— Begin MATERIALS PROVIDED —
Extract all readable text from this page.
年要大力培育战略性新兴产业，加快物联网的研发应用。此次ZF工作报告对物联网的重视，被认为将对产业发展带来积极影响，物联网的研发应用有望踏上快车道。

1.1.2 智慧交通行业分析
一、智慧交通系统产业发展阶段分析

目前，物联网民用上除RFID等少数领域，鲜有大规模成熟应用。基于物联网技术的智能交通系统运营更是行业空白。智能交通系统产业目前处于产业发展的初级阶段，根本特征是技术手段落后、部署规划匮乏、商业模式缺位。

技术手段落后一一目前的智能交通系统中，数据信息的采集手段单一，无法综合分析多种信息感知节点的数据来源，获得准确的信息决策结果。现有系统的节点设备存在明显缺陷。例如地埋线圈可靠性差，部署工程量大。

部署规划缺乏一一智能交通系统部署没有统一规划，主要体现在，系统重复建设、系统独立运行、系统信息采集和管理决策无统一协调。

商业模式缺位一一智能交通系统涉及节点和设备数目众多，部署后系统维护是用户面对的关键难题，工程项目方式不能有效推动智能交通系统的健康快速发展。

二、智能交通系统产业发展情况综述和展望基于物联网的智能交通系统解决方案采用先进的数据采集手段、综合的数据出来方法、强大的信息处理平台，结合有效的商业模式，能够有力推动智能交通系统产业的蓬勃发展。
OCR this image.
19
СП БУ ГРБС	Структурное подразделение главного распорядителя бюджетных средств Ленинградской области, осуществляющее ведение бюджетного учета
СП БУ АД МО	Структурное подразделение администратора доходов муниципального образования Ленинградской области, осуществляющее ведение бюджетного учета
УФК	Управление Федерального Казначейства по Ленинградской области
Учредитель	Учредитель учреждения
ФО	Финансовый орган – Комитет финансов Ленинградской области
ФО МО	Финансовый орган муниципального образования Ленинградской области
— End MATERIALS PROVIDED —
Quote the listing in full, please, keeping every line exact.

Extract all readable text from this page.
年要大力培育战略性新兴产业，加快物联网的研发应用。此次ZF工作报告对物联网的重视，被认为将对产业发展带来积极影响，物联网的研发应用有望踏上快车道。

1.1.2 智慧交通行业分析
一、智慧交通系统产业发展阶段分析

目前，物联网民用上除RFID等少数领域，鲜有大规模成熟应用。基于物联网技术的智能交通系统运营更是行业空白。智能交通系统产业目前处于产业发展的初级阶段，根本特征是技术手段落后、部署规划匮乏、商业模式缺位。

技术手段落后一一目前的智能交通系统中，数据信息的采集手段单一，无法综合分析多种信息感知节点的数据来源，获得准确的信息决策结果。现有系统的节点设备存在明显缺陷。例如地埋线圈可靠性差，部署工程量大。

部署规划缺乏一一智能交通系统部署没有统一规划，主要体现在，系统重复建设、系统独立运行、系统信息采集和管理决策无统一协调。

商业模式缺位一一智能交通系统涉及节点和设备数目众多，部署后系统维护是用户面对的关键难题，工程项目方式不能有效推动智能交通系统的健康快速发展。

二、智能交通系统产业发展情况综述和展望基于物联网的智能交通系统解决方案采用先进的数据采集手段、综合的数据出来方法、强大的信息处理平台，结合有效的商业模式，能够有力推动智能交通系统产业的蓬勃发展。
OCR this image.
19
СП БУ ГРБС	Структурное подразделение главного распорядителя бюджетных средств Ленинградской области, осуществляющее ведение бюджетного учета
СП БУ АД МО	Структурное подразделение администратора доходов муниципального образования Ленинградской области, осуществляющее ведение бюджетного учета
УФК	Управление Федерального Казначейства по Ленинградской области
Учредитель	Учредитель учреждения
ФО	Финансовый орган – Комитет финансов Ленинградской области
ФО МО	Финансовый орган муниципального образования Ленинградской области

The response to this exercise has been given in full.